Collected data entries:
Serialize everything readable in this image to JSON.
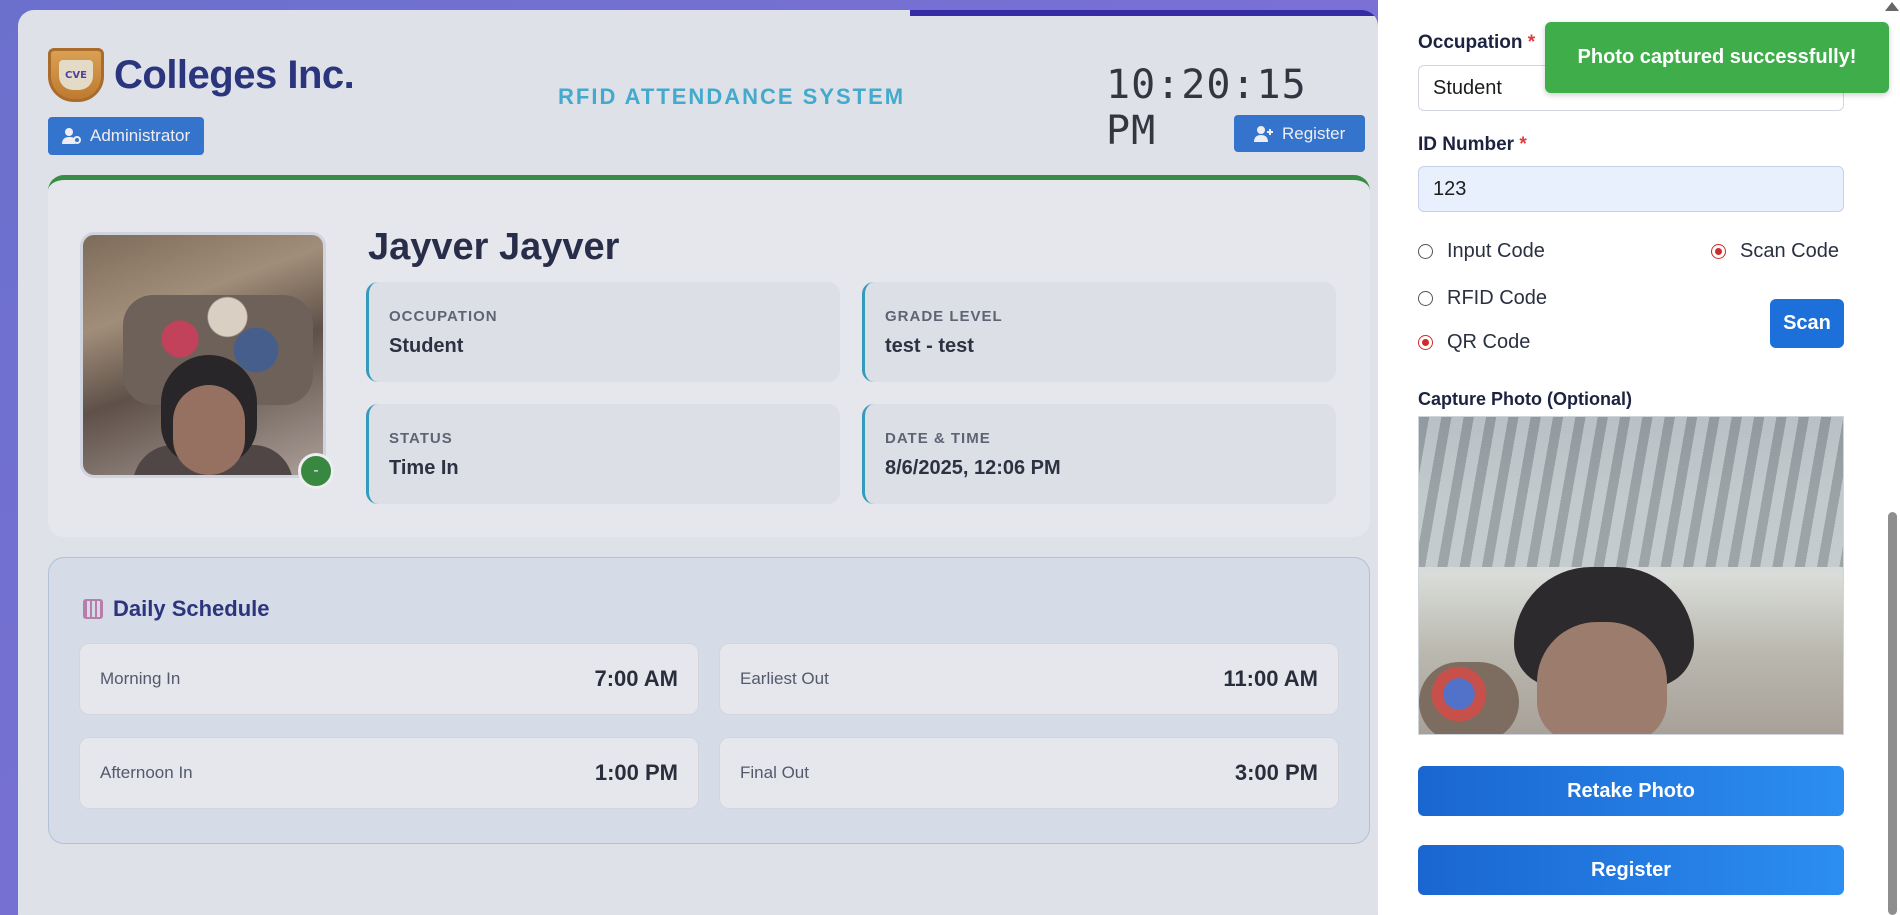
{
  "header": {
    "brand": "Colleges Inc.",
    "logo_text": "CVE",
    "system_title": "RFID ATTENDANCE SYSTEM",
    "clock": "10:20:15 PM",
    "admin_button": "Administrator",
    "register_button": "Register"
  },
  "profile": {
    "name": "Jayver Jayver",
    "status_dot": "-",
    "fields": [
      {
        "label": "OCCUPATION",
        "value": "Student"
      },
      {
        "label": "GRADE LEVEL",
        "value": "test - test"
      },
      {
        "label": "STATUS",
        "value": "Time In"
      },
      {
        "label": "DATE & TIME",
        "value": "8/6/2025, 12:06 PM"
      }
    ]
  },
  "schedule": {
    "title": "Daily Schedule",
    "items": [
      {
        "label": "Morning In",
        "value": "7:00 AM"
      },
      {
        "label": "Earliest Out",
        "value": "11:00 AM"
      },
      {
        "label": "Afternoon In",
        "value": "1:00 PM"
      },
      {
        "label": "Final Out",
        "value": "3:00 PM"
      }
    ]
  },
  "form": {
    "occupation_label": "Occupation",
    "occupation_value": "Student",
    "id_label": "ID Number",
    "id_value": "123",
    "required_mark": "*",
    "radios": {
      "input_code": "Input Code",
      "scan_code": "Scan Code",
      "rfid_code": "RFID Code",
      "qr_code": "QR Code"
    },
    "scan_button": "Scan",
    "capture_label": "Capture Photo (Optional)",
    "retake_button": "Retake Photo",
    "register_button": "Register"
  },
  "toast": {
    "message": "Photo captured successfully!"
  },
  "colors": {
    "accent_blue": "#2b73d6",
    "success_green": "#3fae4a",
    "brand_navy": "#1e2b7a",
    "radio_selected": "#d12a2a"
  }
}
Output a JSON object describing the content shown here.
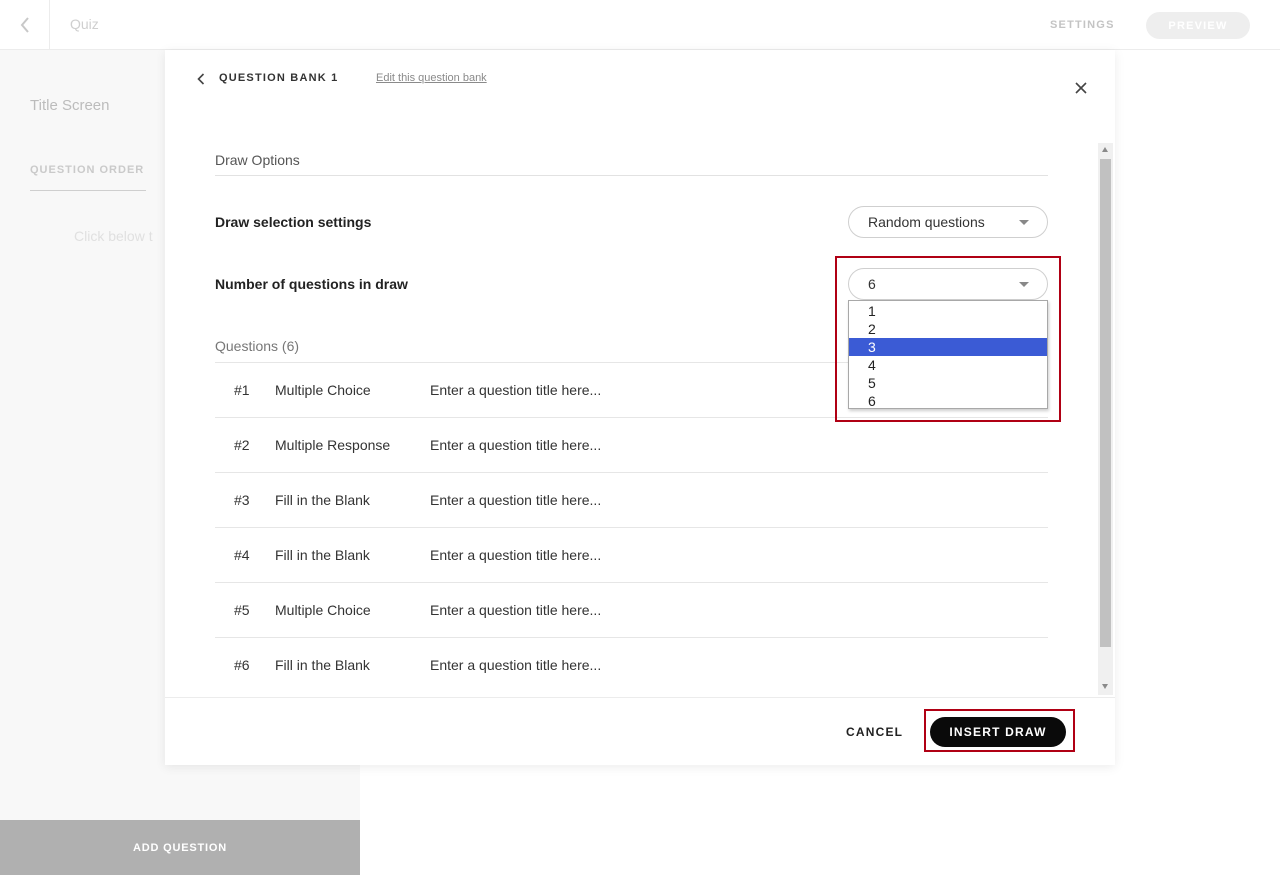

### AIM
Quote in full the listing given above; the images are to be left out.

### FULL RESPONSE
Serialize everything readable in this image to JSON.
{
  "header": {
    "brand": "Colleges Inc.",
    "logo_text": "CVE",
    "system_title": "RFID ATTENDANCE SYSTEM",
    "clock": "10:20:15 PM",
    "admin_button": "Administrator",
    "register_button": "Register"
  },
  "profile": {
    "name": "Jayver Jayver",
    "status_dot": "-",
    "fields": [
      {
        "label": "OCCUPATION",
        "value": "Student"
      },
      {
        "label": "GRADE LEVEL",
        "value": "test - test"
      },
      {
        "label": "STATUS",
        "value": "Time In"
      },
      {
        "label": "DATE & TIME",
        "value": "8/6/2025, 12:06 PM"
      }
    ]
  },
  "schedule": {
    "title": "Daily Schedule",
    "items": [
      {
        "label": "Morning In",
        "value": "7:00 AM"
      },
      {
        "label": "Earliest Out",
        "value": "11:00 AM"
      },
      {
        "label": "Afternoon In",
        "value": "1:00 PM"
      },
      {
        "label": "Final Out",
        "value": "3:00 PM"
      }
    ]
  },
  "form": {
    "occupation_label": "Occupation",
    "occupation_value": "Student",
    "id_label": "ID Number",
    "id_value": "123",
    "required_mark": "*",
    "radios": {
      "input_code": "Input Code",
      "scan_code": "Scan Code",
      "rfid_code": "RFID Code",
      "qr_code": "QR Code"
    },
    "scan_button": "Scan",
    "capture_label": "Capture Photo (Optional)",
    "retake_button": "Retake Photo",
    "register_button": "Register"
  },
  "toast": {
    "message": "Photo captured successfully!"
  },
  "colors": {
    "accent_blue": "#2b73d6",
    "success_green": "#3fae4a",
    "brand_navy": "#1e2b7a",
    "radio_selected": "#d12a2a"
  }
}
Output a JSON object describing the content shown here.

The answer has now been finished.